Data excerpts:
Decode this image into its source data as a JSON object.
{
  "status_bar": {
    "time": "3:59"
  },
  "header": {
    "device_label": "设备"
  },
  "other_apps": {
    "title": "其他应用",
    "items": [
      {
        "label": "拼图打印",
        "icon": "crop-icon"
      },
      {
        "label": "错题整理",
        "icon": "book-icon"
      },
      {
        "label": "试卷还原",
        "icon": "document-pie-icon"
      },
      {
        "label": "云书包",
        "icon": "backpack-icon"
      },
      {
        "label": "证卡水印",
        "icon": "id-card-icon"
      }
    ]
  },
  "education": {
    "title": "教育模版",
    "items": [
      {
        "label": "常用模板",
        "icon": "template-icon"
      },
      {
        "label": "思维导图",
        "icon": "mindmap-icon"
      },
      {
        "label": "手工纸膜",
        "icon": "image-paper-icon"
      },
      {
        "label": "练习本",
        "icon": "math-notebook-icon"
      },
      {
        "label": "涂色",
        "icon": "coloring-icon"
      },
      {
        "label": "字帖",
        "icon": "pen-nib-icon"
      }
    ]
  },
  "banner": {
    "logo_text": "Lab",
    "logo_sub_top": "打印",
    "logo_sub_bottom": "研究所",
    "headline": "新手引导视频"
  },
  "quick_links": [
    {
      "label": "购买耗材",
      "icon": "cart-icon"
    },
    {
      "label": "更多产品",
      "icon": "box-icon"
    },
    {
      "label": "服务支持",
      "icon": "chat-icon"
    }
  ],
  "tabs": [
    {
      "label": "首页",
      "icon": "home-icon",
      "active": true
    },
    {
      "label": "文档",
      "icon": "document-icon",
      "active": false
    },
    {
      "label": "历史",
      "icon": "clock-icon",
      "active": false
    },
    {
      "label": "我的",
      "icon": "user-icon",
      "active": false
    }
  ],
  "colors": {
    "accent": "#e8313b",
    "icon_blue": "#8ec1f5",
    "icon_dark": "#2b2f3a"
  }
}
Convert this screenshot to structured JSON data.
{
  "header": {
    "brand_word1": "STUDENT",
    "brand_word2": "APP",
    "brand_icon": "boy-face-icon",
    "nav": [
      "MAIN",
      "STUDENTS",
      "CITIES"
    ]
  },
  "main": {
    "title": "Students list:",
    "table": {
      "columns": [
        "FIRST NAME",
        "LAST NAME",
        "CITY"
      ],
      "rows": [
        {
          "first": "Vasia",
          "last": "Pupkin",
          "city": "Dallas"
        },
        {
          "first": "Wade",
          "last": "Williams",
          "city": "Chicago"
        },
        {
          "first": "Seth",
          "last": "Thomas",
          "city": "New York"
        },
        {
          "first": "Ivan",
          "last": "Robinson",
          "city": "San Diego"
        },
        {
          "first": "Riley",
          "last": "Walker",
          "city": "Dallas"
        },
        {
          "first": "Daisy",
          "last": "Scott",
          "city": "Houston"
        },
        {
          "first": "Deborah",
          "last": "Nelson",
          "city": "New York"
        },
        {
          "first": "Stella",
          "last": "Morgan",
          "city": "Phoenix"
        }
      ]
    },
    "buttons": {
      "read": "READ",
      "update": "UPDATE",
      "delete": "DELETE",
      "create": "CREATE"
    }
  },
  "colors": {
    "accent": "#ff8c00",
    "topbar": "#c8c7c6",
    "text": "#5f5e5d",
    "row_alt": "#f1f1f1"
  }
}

==

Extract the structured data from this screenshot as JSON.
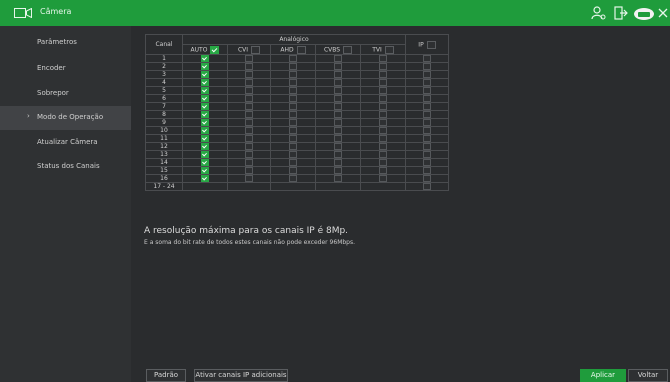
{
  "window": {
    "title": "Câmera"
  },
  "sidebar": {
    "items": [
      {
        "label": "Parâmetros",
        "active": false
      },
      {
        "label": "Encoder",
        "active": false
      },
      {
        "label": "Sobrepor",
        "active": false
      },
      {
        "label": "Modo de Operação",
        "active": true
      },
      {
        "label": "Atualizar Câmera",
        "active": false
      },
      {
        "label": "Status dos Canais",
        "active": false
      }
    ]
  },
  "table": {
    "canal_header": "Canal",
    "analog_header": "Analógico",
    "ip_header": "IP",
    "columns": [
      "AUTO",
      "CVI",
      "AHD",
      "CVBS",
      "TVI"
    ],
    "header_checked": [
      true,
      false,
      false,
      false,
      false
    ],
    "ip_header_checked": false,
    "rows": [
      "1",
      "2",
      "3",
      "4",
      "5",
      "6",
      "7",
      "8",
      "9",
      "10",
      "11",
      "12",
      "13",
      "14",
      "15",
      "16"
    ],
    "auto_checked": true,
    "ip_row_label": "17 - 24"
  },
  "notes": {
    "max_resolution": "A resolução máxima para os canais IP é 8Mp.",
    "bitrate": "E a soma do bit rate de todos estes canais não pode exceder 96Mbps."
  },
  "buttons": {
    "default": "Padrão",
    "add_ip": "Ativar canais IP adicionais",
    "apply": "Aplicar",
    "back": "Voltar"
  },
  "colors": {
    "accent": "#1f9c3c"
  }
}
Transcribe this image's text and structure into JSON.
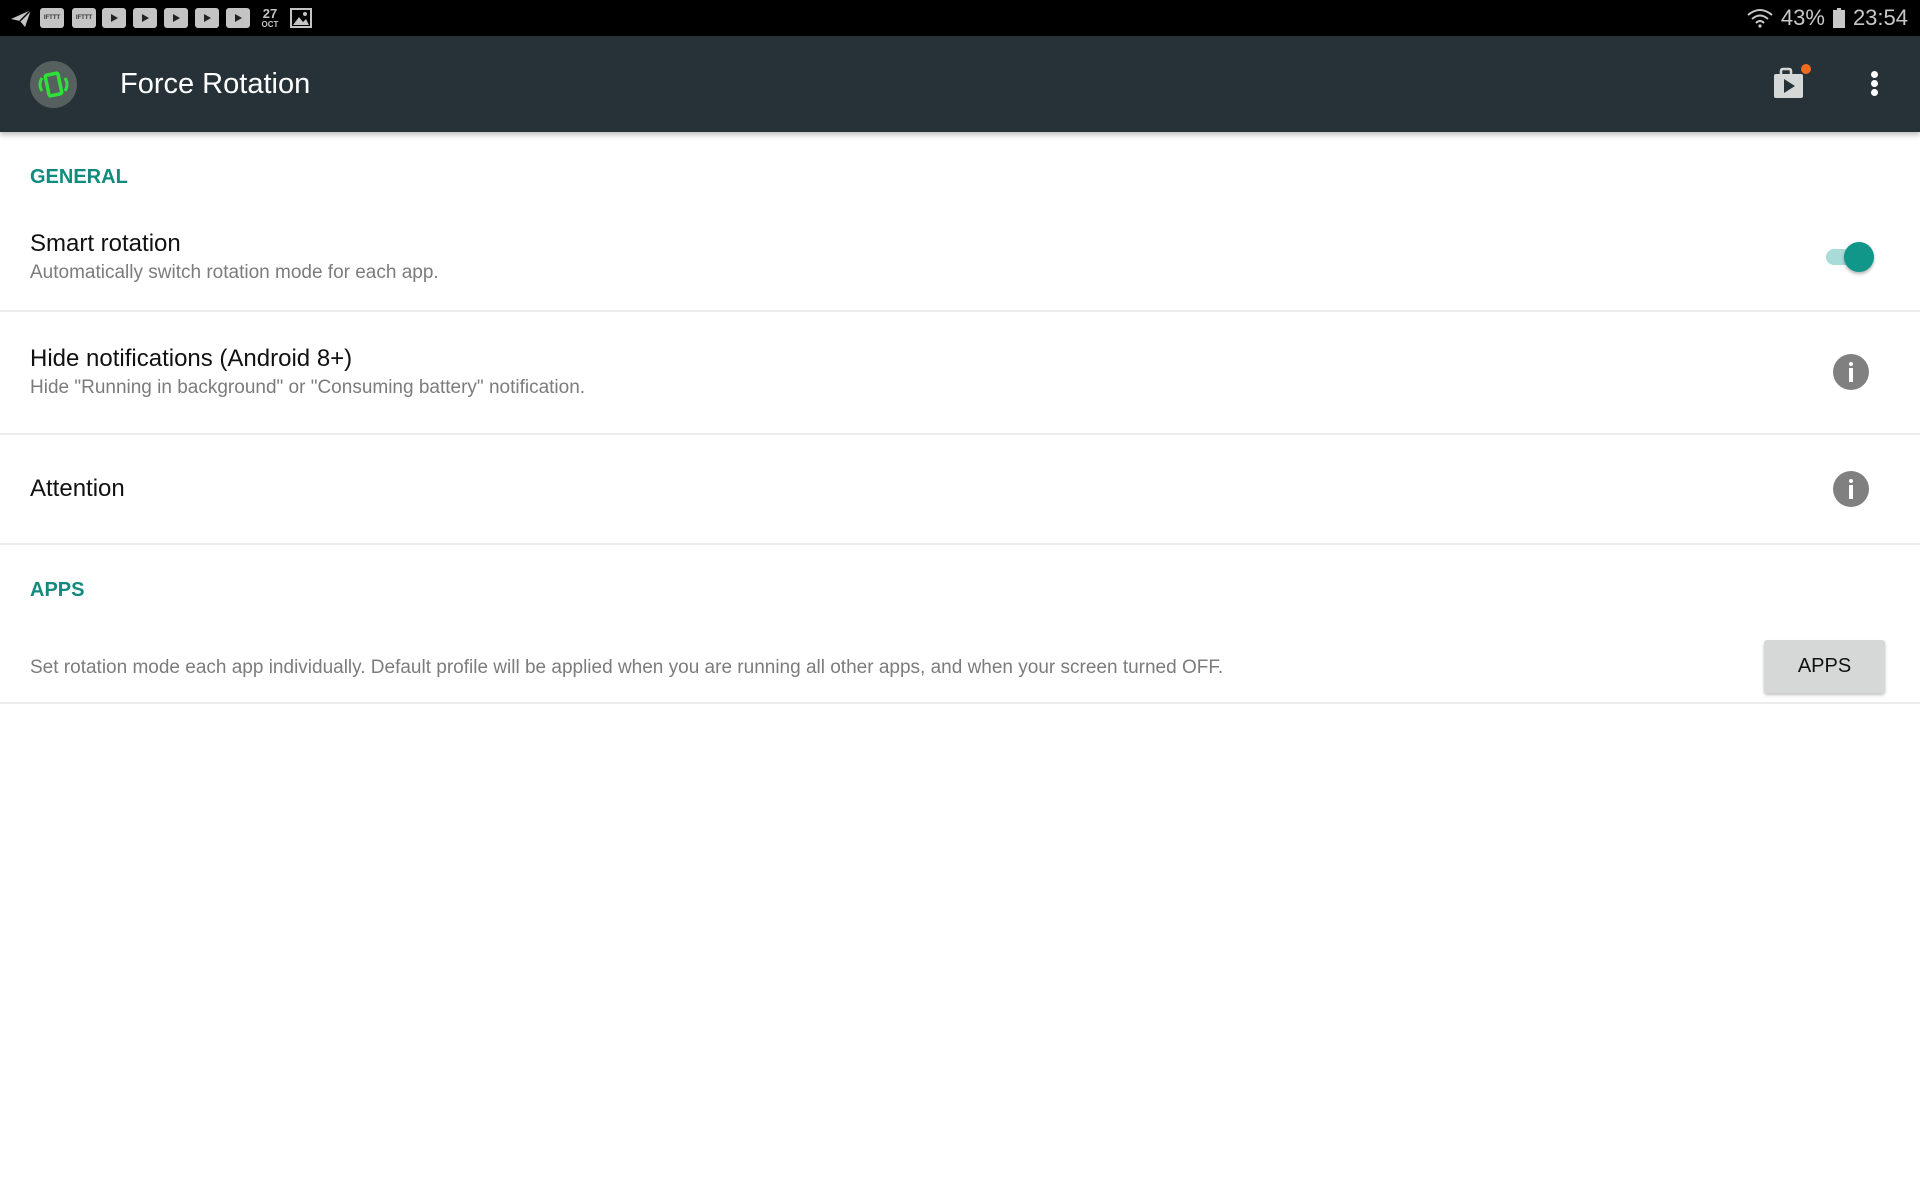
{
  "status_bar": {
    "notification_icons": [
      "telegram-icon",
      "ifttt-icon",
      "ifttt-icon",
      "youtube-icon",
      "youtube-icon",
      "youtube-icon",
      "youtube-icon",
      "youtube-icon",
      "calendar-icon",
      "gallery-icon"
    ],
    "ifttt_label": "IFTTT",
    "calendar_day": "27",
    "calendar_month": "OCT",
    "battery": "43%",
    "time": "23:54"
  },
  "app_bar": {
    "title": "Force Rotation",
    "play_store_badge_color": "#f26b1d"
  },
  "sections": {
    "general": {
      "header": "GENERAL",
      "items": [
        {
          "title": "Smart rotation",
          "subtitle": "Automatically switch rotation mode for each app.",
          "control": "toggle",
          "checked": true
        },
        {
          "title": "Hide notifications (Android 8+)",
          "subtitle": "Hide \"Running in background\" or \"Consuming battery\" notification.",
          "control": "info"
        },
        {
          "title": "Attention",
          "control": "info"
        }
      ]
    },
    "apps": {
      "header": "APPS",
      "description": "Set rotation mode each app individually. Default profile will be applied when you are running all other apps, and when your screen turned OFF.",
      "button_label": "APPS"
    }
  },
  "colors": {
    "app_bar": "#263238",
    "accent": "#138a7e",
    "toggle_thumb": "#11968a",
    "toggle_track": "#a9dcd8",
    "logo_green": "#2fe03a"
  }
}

Challenge:
Find the lines that include the string "subtitle", then copy each of them.

Task result:
          "subtitle": "Automatically switch rotation mode for each app.",
          "subtitle": "Hide \"Running in background\" or \"Consuming battery\" notification.",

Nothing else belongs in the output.